• _Data supplied_
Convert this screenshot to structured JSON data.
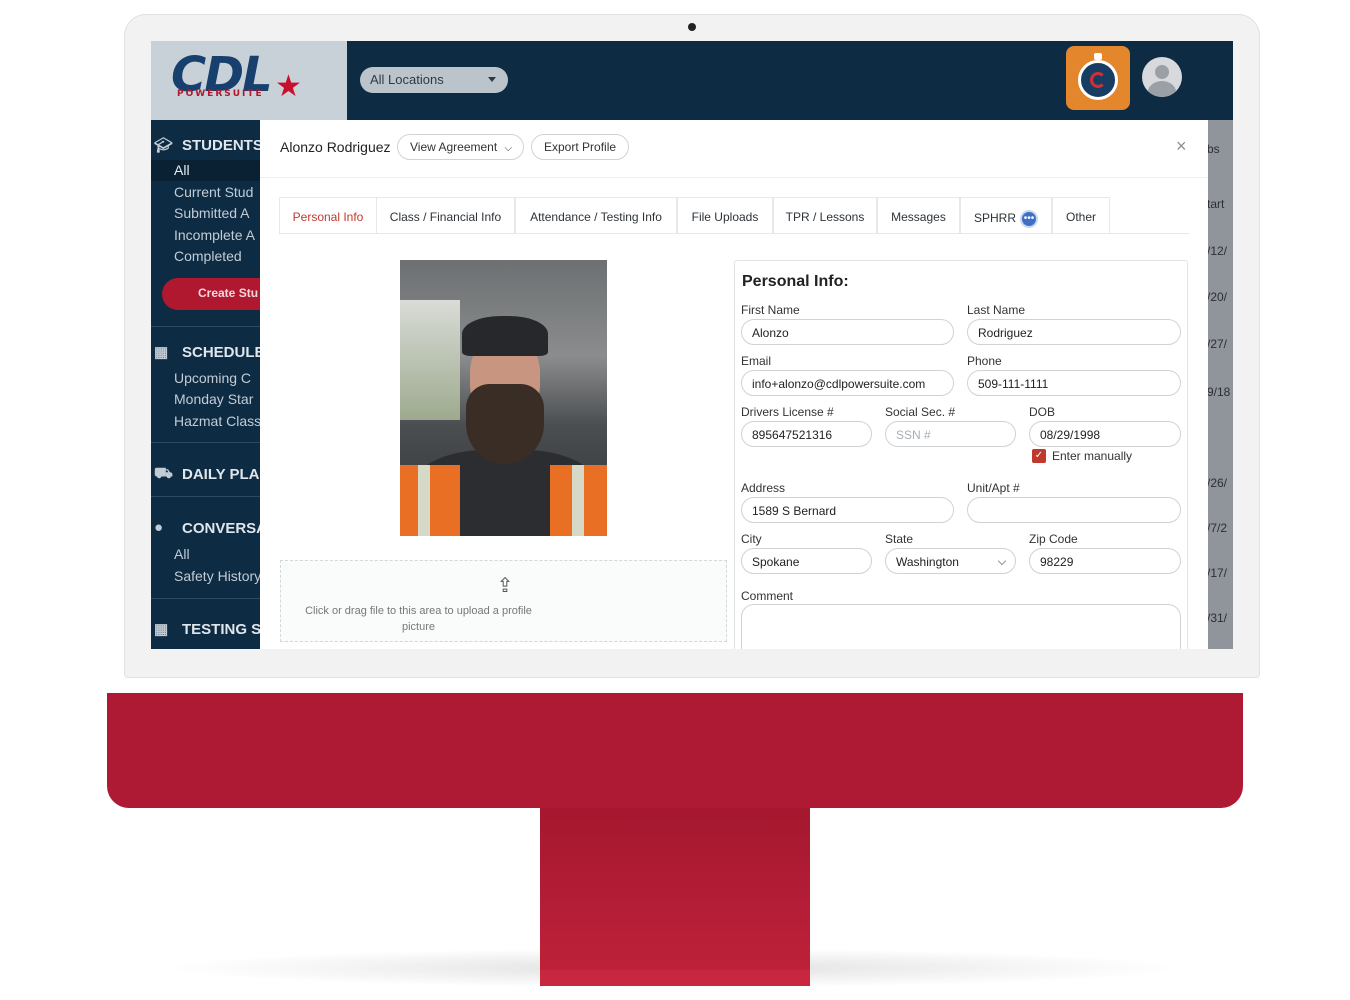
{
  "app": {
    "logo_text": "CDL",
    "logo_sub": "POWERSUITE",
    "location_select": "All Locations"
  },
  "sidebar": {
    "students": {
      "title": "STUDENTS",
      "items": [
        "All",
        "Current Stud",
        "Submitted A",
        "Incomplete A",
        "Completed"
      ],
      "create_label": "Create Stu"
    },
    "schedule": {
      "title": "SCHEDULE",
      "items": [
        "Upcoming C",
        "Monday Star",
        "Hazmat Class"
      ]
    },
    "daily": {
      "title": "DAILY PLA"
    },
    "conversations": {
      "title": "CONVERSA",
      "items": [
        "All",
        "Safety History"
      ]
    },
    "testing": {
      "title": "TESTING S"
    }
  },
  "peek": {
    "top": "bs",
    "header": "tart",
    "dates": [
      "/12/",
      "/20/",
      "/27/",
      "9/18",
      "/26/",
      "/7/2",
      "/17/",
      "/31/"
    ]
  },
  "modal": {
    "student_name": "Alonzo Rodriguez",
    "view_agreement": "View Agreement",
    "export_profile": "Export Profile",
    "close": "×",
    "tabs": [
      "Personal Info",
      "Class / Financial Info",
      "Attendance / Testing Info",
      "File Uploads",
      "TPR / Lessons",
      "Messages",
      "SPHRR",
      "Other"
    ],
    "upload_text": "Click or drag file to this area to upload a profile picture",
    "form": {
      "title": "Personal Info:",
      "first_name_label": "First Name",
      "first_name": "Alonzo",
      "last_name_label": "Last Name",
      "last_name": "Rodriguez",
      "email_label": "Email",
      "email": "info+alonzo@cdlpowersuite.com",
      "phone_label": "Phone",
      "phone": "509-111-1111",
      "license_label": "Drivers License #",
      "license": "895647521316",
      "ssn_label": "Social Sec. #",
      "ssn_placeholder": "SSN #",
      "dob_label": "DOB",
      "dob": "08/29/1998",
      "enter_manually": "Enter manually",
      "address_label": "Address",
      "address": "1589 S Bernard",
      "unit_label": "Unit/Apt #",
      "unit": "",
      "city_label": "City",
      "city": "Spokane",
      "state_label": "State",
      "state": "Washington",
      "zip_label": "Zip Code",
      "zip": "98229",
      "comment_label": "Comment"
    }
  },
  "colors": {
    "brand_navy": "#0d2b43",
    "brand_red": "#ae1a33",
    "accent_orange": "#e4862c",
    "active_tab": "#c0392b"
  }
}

• _Requirement_
Pick out and copy the lines of the entries that hold the string "Rodriguez".

• _Complete response_
    "student_name": "Alonzo Rodriguez",
      "last_name": "Rodriguez",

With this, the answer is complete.